Provided records ::

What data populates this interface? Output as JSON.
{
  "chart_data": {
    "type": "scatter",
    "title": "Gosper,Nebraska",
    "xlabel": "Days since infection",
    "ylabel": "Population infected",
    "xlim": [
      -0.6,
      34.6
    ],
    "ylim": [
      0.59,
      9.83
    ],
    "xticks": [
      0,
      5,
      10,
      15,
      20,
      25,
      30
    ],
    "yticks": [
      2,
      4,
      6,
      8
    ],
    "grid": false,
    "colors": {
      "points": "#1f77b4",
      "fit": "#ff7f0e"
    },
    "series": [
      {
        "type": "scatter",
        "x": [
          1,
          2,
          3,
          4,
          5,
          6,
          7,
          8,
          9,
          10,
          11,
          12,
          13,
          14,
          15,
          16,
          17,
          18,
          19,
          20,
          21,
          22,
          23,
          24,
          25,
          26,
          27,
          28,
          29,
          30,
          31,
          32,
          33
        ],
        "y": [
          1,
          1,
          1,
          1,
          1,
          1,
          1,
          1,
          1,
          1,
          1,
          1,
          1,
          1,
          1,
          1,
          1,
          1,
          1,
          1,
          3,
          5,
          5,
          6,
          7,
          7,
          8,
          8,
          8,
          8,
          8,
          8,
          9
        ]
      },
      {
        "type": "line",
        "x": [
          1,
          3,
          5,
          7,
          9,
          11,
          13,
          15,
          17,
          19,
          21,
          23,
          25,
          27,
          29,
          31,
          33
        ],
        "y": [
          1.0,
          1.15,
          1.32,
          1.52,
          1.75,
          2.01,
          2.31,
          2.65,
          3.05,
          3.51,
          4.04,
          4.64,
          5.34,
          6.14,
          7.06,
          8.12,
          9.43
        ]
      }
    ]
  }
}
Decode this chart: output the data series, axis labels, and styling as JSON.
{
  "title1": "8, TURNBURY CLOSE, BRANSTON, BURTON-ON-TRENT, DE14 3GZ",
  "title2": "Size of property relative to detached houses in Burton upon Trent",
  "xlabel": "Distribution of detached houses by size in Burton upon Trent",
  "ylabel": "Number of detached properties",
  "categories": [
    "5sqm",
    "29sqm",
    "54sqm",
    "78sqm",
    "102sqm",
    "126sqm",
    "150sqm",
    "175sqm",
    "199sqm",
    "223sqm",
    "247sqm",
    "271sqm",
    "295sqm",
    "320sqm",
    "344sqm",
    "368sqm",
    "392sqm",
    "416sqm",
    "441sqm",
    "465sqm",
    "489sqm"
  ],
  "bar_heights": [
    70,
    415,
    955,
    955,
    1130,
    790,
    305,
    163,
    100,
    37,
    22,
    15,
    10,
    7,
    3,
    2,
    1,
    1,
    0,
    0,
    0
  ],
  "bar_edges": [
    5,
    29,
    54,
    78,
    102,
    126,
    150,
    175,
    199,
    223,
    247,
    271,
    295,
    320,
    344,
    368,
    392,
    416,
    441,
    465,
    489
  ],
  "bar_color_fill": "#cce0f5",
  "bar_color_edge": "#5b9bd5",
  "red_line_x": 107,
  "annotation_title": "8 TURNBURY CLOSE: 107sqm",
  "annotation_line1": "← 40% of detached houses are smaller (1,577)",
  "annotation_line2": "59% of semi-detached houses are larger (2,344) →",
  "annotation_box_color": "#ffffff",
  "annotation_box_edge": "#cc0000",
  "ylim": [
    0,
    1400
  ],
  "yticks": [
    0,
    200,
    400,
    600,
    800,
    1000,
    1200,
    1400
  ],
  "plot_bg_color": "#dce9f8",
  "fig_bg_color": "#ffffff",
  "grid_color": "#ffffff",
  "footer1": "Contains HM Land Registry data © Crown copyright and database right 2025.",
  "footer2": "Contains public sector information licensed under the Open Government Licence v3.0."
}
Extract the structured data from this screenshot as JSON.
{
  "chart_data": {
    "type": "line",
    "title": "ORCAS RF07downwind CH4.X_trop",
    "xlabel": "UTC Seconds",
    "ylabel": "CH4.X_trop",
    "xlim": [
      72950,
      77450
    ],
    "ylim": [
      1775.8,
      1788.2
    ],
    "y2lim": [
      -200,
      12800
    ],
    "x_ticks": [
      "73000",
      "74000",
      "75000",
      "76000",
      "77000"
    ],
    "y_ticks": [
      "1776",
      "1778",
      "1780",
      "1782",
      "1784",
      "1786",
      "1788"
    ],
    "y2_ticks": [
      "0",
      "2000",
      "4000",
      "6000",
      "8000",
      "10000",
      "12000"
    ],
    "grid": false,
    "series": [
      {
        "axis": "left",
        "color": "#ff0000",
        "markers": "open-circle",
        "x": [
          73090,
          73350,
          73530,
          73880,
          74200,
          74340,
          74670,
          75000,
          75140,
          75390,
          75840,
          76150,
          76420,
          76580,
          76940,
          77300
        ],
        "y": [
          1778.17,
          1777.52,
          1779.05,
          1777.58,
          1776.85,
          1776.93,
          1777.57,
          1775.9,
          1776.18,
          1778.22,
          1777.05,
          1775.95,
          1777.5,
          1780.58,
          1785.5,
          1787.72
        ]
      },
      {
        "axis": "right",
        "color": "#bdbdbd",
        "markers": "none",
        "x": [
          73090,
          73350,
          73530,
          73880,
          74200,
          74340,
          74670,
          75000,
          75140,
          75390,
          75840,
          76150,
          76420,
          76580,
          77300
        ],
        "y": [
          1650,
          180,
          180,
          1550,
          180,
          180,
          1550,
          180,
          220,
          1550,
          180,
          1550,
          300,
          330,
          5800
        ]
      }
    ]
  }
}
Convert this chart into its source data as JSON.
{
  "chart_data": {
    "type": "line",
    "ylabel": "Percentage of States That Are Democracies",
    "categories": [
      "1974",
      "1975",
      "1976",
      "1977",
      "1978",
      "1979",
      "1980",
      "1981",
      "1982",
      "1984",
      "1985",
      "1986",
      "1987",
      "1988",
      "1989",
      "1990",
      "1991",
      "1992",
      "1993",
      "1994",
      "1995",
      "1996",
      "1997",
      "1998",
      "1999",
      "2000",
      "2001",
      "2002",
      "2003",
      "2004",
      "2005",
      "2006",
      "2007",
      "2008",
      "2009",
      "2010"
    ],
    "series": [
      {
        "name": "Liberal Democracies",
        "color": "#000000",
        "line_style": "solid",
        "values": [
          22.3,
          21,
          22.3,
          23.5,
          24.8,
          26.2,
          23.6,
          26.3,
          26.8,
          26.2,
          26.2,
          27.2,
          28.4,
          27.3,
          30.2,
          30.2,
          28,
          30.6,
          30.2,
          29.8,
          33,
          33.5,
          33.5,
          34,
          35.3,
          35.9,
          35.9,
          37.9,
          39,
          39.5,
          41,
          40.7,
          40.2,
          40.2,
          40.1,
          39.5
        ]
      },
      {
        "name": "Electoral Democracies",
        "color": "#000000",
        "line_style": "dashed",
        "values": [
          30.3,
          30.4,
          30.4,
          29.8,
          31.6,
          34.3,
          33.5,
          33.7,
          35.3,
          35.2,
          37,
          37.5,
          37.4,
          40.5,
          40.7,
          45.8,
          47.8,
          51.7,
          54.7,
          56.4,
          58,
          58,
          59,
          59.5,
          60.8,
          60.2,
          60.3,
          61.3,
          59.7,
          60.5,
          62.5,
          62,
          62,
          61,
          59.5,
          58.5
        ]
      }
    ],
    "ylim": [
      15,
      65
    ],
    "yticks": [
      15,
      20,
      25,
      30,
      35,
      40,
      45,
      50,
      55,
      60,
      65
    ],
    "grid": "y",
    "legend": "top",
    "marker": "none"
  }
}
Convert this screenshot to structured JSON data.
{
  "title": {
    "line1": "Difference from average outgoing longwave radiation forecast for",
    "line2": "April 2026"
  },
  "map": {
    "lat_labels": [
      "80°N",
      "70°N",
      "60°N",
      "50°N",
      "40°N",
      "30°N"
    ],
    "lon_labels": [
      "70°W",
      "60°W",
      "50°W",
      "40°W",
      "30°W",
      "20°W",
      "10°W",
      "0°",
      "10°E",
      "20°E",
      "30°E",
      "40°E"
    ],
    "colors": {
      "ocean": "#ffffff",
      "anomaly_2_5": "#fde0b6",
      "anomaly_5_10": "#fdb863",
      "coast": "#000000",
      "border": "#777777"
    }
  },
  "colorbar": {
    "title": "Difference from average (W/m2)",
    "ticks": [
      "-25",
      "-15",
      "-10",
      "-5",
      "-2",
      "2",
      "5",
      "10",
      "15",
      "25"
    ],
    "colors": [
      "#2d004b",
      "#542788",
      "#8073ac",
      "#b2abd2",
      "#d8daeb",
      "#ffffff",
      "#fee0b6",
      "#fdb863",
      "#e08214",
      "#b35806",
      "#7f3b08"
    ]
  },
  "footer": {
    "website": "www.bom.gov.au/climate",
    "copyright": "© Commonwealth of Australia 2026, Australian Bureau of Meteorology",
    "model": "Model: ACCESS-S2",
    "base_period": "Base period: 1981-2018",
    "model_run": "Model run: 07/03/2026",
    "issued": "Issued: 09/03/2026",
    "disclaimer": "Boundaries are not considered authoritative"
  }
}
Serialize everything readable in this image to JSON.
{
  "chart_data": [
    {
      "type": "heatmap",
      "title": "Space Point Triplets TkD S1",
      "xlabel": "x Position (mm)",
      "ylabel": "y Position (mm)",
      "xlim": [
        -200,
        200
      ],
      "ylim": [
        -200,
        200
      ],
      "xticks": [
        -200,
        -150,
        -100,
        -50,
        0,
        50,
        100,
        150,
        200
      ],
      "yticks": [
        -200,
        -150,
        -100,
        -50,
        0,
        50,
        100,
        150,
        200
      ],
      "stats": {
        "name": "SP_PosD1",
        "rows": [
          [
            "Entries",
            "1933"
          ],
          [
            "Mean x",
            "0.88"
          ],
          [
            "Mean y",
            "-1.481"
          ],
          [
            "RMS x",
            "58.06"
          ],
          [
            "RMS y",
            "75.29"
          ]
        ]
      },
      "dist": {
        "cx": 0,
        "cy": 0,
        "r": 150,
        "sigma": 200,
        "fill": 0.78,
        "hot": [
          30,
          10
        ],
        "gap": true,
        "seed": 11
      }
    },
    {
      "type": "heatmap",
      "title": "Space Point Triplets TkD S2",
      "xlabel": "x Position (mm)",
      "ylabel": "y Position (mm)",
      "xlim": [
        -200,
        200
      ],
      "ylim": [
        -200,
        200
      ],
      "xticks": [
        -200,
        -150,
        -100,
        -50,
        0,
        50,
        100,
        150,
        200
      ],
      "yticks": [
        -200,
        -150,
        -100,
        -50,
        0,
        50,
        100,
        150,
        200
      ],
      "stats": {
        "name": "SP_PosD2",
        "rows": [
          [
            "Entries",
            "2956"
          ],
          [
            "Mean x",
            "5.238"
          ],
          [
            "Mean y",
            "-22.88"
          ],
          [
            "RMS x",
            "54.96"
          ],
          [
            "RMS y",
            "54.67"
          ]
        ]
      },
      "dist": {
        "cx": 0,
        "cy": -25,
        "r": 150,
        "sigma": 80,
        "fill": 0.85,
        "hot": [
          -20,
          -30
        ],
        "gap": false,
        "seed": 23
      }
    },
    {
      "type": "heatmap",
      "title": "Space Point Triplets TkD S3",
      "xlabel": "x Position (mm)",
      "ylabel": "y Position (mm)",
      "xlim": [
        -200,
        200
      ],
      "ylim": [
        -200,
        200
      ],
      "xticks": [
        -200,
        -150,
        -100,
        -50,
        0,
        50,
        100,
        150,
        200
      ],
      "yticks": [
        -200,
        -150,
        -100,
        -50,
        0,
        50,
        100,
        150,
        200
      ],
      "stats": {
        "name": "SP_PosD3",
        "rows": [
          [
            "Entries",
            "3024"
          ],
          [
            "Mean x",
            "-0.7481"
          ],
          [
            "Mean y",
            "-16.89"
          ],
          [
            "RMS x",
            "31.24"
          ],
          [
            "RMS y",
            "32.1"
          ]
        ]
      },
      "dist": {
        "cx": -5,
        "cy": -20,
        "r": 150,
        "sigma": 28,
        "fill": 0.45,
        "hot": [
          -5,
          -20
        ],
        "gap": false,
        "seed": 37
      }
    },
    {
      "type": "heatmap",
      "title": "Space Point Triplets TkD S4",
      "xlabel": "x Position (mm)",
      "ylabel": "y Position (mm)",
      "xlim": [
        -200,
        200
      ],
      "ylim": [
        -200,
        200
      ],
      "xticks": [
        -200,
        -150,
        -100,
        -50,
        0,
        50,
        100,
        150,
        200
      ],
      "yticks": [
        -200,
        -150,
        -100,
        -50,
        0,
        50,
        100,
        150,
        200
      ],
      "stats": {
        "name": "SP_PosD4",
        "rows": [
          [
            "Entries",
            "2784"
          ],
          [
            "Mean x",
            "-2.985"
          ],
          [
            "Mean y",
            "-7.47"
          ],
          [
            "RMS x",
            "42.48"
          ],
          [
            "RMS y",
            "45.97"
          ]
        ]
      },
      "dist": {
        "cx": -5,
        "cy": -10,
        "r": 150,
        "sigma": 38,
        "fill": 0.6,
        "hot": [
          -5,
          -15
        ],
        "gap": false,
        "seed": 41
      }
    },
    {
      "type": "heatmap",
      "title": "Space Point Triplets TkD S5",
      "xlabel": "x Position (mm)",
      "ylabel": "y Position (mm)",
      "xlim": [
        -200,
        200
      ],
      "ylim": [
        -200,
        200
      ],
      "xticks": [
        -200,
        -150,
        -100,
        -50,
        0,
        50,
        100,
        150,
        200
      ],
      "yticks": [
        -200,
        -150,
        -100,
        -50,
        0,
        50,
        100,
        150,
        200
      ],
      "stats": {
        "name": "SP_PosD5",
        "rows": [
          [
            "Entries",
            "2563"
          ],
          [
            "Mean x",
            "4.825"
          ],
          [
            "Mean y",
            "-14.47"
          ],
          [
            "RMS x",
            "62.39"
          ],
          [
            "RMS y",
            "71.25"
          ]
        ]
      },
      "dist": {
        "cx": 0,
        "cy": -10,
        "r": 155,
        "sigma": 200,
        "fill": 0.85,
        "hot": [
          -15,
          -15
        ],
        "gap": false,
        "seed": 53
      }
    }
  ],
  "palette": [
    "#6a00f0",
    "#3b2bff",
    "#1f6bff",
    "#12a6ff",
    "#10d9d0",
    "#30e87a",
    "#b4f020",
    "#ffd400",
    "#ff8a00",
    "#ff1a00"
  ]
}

Exercise brief :: Search the data above for the string "screenshot" and return every line that has it.

Task response ::
Extract the structured data from this screenshot as JSON.
Convert this screenshot to structured JSON data.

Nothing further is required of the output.